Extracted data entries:

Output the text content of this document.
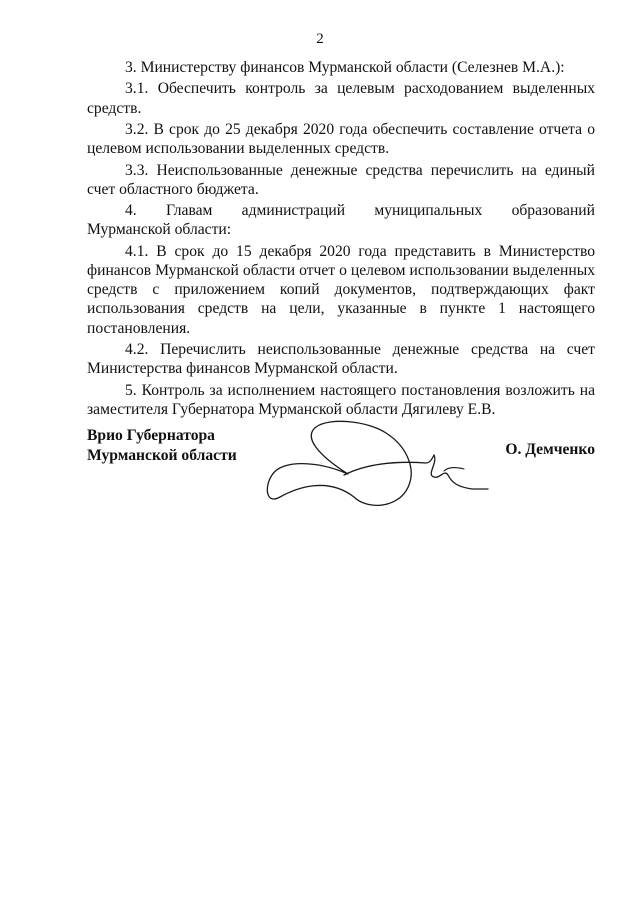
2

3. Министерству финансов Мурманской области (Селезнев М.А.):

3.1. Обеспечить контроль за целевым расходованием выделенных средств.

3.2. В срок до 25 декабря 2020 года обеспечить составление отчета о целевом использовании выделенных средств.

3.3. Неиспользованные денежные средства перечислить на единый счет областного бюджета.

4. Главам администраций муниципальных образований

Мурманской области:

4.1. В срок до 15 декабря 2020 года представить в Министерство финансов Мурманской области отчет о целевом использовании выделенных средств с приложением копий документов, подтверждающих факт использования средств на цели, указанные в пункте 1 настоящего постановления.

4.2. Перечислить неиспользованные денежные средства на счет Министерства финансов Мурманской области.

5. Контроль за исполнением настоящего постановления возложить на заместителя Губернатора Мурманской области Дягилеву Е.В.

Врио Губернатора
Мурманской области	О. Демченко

---

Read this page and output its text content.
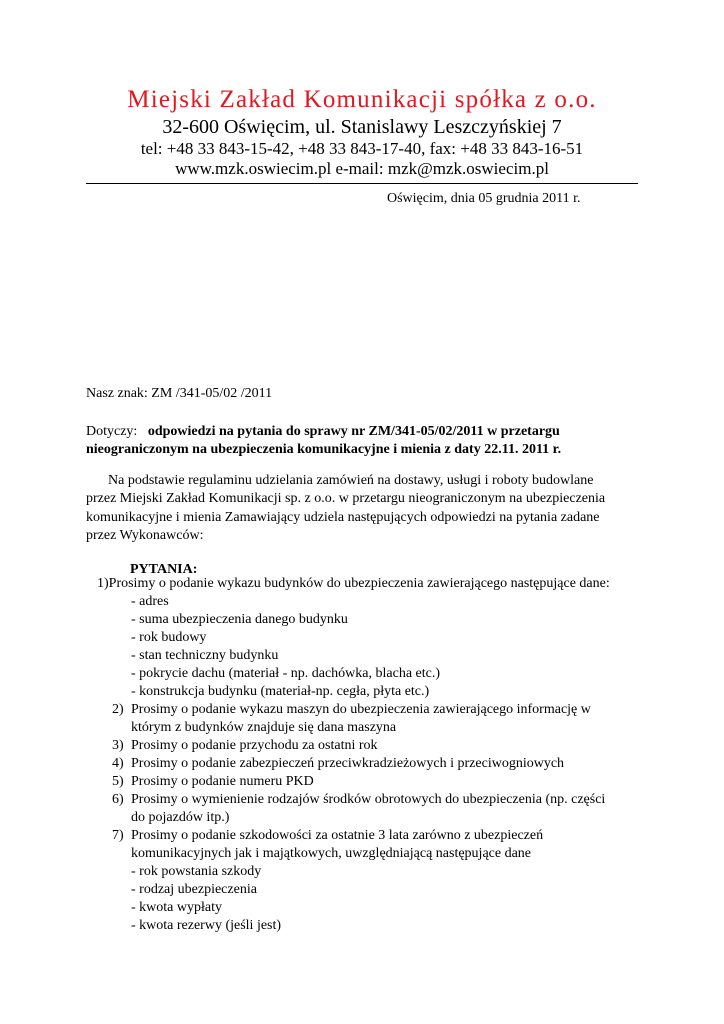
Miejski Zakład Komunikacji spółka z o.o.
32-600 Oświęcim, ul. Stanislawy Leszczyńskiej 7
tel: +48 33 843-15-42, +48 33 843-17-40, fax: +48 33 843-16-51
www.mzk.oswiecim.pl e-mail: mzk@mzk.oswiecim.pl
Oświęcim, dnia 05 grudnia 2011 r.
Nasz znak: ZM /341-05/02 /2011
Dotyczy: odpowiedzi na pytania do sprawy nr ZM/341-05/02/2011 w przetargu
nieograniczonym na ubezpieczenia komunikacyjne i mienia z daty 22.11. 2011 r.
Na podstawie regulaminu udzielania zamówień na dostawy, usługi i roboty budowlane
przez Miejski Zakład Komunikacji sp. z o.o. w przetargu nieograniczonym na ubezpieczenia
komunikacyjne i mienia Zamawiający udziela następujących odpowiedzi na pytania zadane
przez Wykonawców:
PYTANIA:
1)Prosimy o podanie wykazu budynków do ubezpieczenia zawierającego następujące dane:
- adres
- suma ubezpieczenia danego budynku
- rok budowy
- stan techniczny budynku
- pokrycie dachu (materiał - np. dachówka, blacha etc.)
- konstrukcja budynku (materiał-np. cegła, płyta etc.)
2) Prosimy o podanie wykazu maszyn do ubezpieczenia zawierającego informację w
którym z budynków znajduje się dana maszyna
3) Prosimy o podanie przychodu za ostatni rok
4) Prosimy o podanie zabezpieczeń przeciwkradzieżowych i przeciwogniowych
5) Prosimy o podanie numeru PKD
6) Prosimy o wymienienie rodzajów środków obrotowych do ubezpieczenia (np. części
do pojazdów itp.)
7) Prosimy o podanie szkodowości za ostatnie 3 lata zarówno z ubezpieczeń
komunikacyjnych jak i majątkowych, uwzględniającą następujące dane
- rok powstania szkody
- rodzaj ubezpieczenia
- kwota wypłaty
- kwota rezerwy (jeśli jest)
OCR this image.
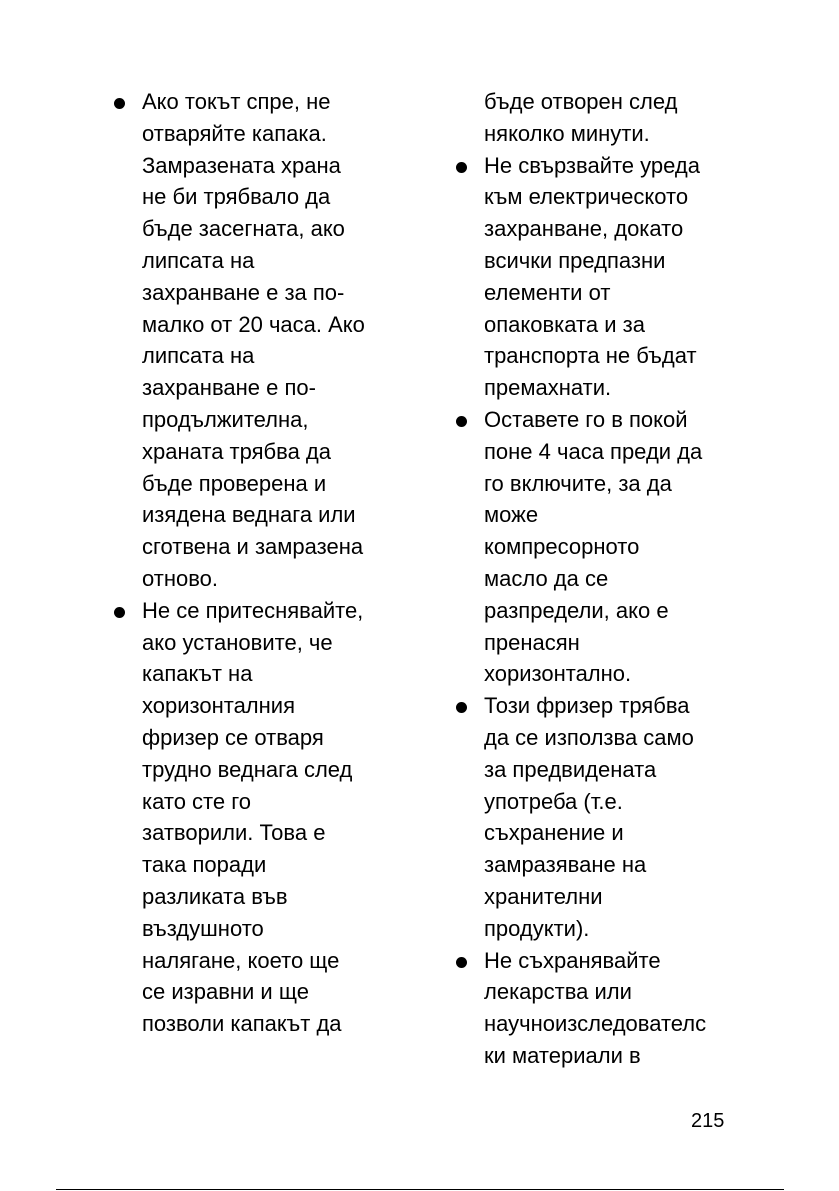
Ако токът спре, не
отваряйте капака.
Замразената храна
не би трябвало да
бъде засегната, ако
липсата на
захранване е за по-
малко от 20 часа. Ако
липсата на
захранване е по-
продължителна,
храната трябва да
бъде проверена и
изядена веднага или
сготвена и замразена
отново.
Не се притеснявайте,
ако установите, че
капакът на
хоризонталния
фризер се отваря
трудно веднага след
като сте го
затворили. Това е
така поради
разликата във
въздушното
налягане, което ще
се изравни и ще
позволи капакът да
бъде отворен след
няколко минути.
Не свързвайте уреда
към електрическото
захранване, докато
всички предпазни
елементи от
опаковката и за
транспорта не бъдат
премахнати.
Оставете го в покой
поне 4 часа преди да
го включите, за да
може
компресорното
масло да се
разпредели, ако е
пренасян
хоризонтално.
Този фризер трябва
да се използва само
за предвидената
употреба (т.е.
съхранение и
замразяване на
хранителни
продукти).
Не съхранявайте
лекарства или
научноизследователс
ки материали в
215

--

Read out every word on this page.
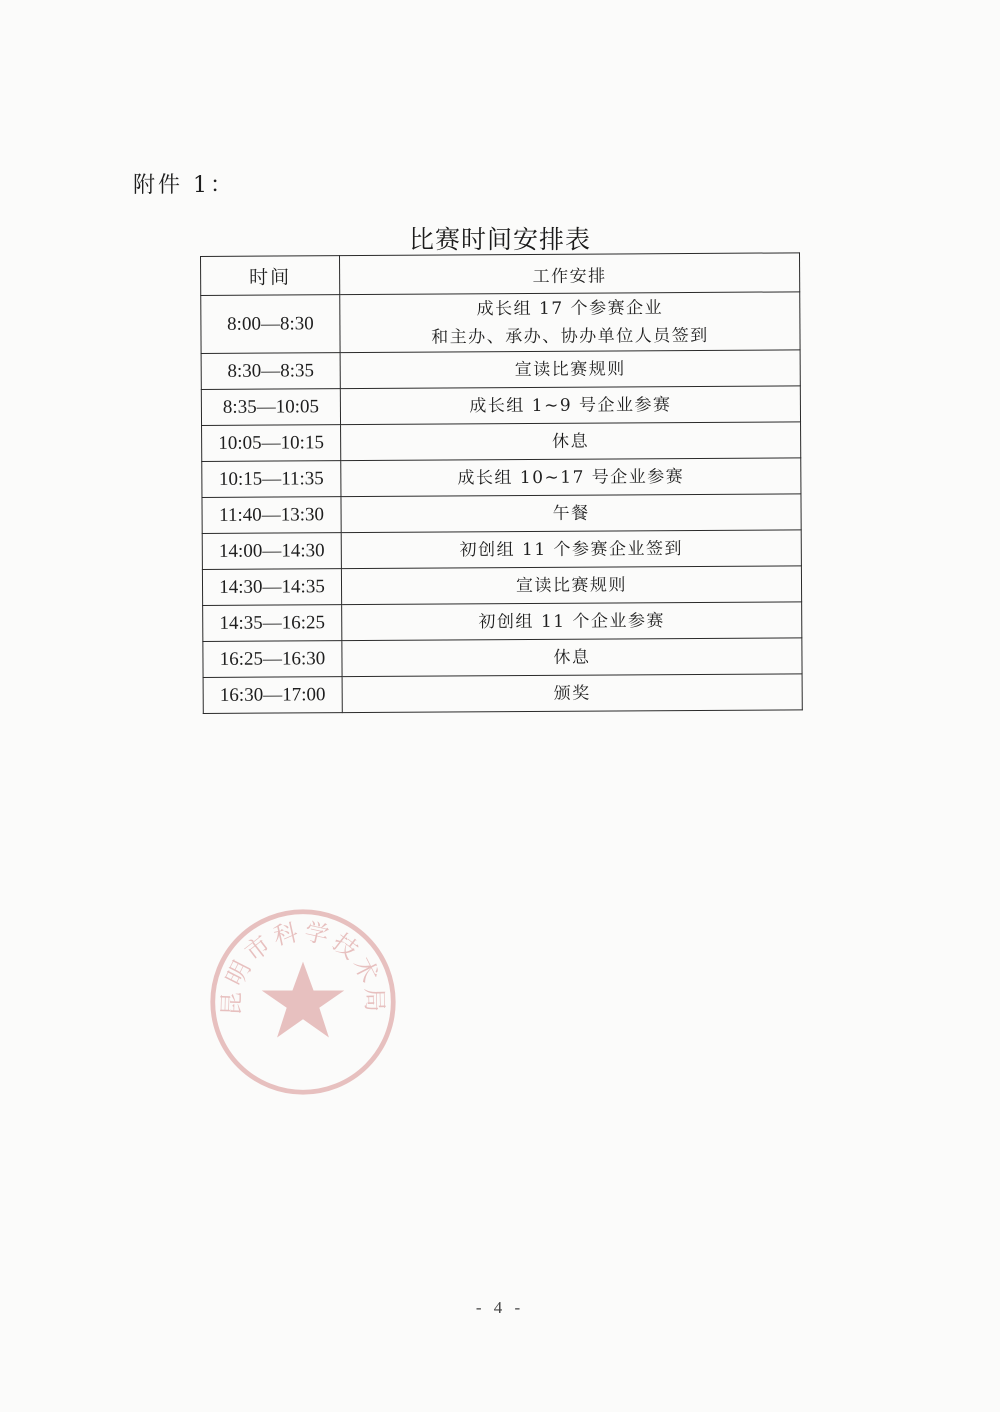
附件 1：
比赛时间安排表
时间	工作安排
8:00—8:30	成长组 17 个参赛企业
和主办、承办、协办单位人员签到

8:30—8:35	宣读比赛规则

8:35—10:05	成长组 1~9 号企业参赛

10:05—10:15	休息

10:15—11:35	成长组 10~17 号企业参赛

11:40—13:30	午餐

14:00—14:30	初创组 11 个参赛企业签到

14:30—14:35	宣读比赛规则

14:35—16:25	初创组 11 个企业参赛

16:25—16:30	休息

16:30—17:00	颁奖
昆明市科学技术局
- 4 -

[TASK BRIEF]
Which lines in the data above contain "odpowiedzi"? Show each one.

[EXERCISE SOLUTION]
Dotyczy: odpowiedzi na pytania do sprawy nr ZM/341-05/02/2011 w przetargu
komunikacyjne i mienia Zamawiający udziela następujących odpowiedzi na pytania zadane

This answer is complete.